▸ DIRECTIVE:
Every entry should be repeated exactly. Omit the pictures.
★ ★ ★
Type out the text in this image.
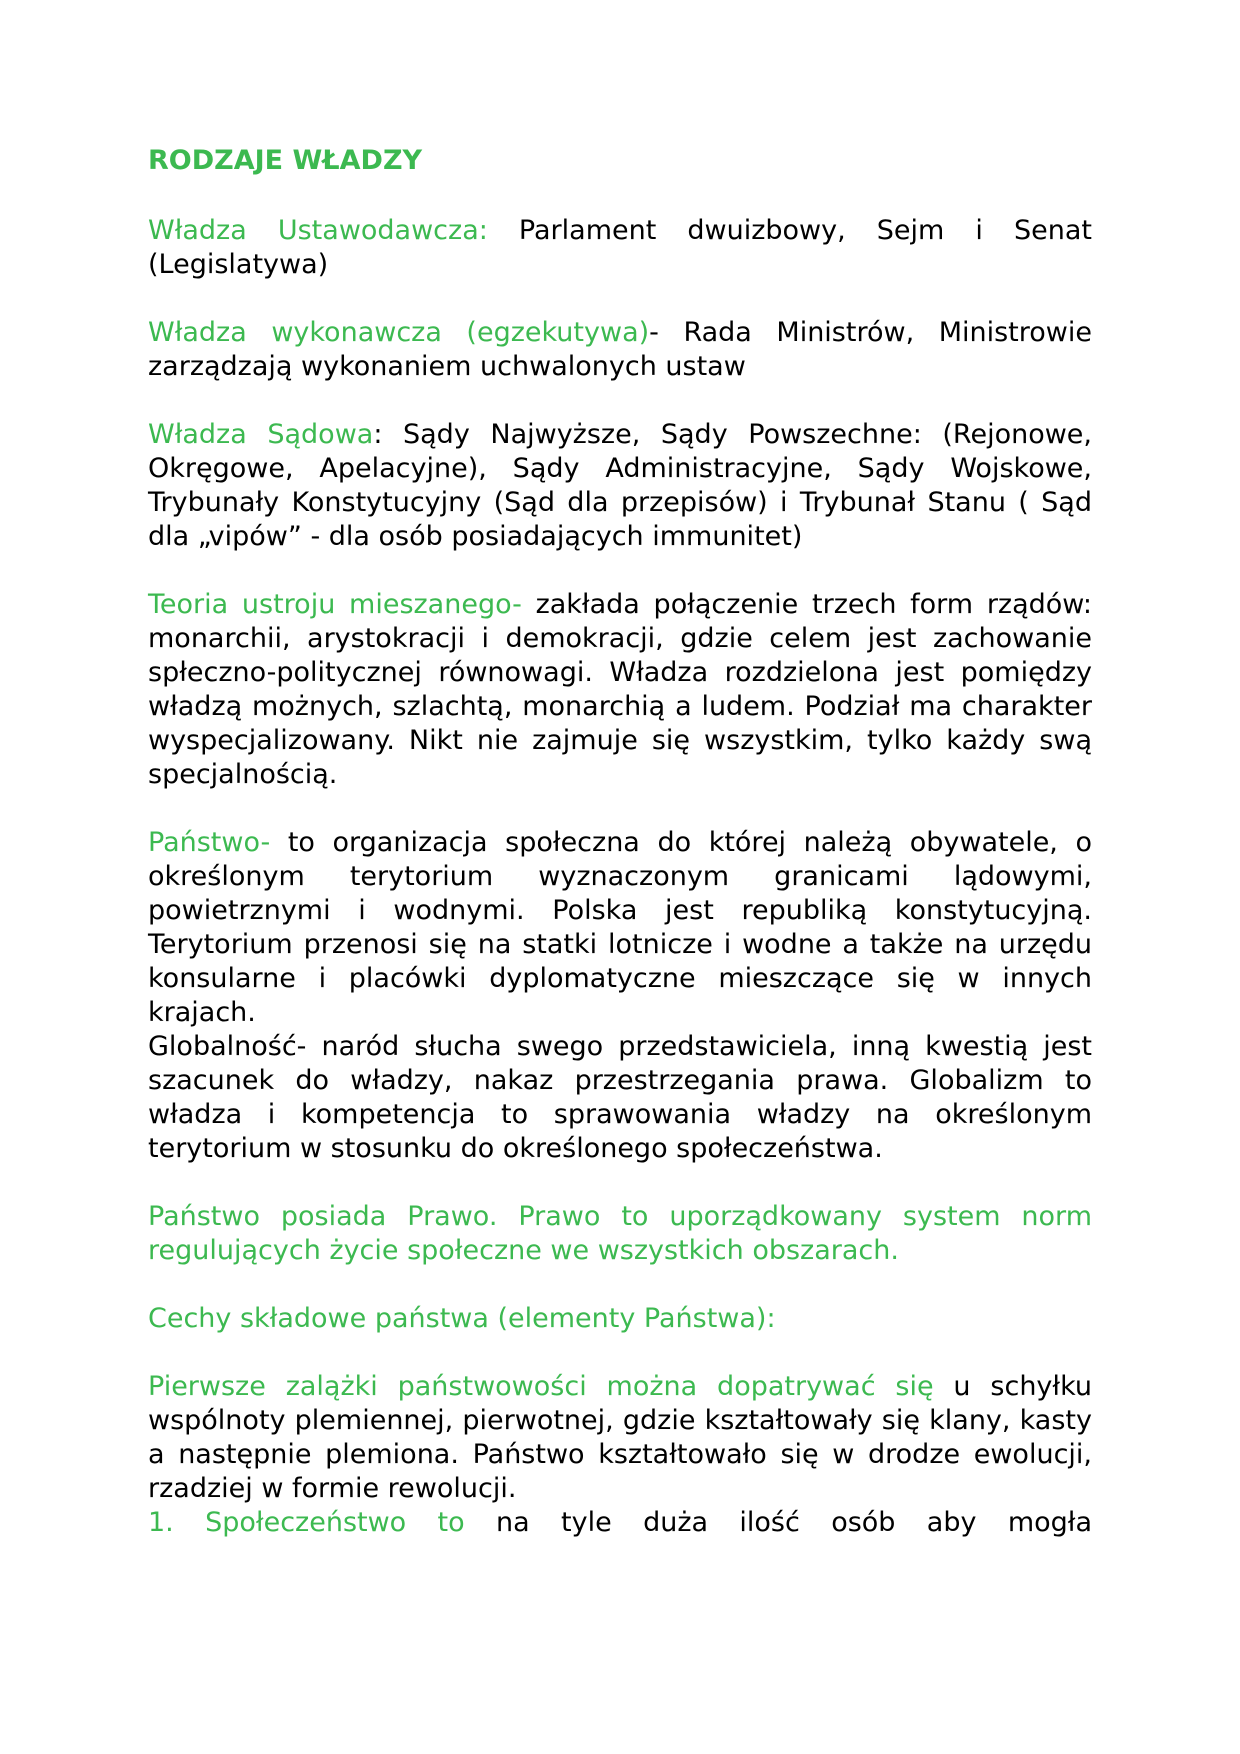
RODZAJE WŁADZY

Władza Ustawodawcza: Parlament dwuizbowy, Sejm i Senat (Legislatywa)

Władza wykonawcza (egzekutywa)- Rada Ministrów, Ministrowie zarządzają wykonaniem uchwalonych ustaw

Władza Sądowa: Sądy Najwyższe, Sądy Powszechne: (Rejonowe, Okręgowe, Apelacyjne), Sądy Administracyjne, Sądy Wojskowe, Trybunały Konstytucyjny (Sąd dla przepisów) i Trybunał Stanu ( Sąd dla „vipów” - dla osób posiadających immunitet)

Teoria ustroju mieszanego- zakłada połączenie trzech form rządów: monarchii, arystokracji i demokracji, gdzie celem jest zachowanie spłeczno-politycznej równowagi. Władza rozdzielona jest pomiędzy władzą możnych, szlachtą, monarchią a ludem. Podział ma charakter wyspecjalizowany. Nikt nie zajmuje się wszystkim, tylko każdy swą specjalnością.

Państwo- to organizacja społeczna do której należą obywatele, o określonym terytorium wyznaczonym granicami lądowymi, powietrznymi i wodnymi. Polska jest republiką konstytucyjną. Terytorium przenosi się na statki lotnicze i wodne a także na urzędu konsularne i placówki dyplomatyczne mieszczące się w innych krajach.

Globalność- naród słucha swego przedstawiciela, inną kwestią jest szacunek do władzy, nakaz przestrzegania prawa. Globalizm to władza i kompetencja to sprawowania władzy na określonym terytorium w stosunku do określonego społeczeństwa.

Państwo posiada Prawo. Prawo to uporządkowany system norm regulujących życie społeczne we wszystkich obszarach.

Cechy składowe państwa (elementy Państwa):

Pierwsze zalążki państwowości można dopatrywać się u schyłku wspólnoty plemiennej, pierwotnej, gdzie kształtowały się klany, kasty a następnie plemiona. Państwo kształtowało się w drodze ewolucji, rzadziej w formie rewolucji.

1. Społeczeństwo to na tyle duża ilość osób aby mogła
★ ★ ★
▸ RESPONSE TO THE EXERCISE:
Type out the text in this image.
RODZAJE WŁADZY

Władza Ustawodawcza: Parlament dwuizbowy, Sejm i Senat (Legislatywa)

Władza wykonawcza (egzekutywa)- Rada Ministrów, Ministrowie zarządzają wykonaniem uchwalonych ustaw

Władza Sądowa: Sądy Najwyższe, Sądy Powszechne: (Rejonowe, Okręgowe, Apelacyjne), Sądy Administracyjne, Sądy Wojskowe, Trybunały Konstytucyjny (Sąd dla przepisów) i Trybunał Stanu ( Sąd dla „vipów” - dla osób posiadających immunitet)

Teoria ustroju mieszanego- zakłada połączenie trzech form rządów: monarchii, arystokracji i demokracji, gdzie celem jest zachowanie spłeczno-politycznej równowagi. Władza rozdzielona jest pomiędzy władzą możnych, szlachtą, monarchią a ludem. Podział ma charakter wyspecjalizowany. Nikt nie zajmuje się wszystkim, tylko każdy swą specjalnością.

Państwo- to organizacja społeczna do której należą obywatele, o określonym terytorium wyznaczonym granicami lądowymi, powietrznymi i wodnymi. Polska jest republiką konstytucyjną. Terytorium przenosi się na statki lotnicze i wodne a także na urzędu konsularne i placówki dyplomatyczne mieszczące się w innych krajach.

Globalność- naród słucha swego przedstawiciela, inną kwestią jest szacunek do władzy, nakaz przestrzegania prawa. Globalizm to władza i kompetencja to sprawowania władzy na określonym terytorium w stosunku do określonego społeczeństwa.

Państwo posiada Prawo. Prawo to uporządkowany system norm regulujących życie społeczne we wszystkich obszarach.

Cechy składowe państwa (elementy Państwa):

Pierwsze zalążki państwowości można dopatrywać się u schyłku wspólnoty plemiennej, pierwotnej, gdzie kształtowały się klany, kasty a następnie plemiona. Państwo kształtowało się w drodze ewolucji, rzadziej w formie rewolucji.

1. Społeczeństwo to na tyle duża ilość osób aby mogła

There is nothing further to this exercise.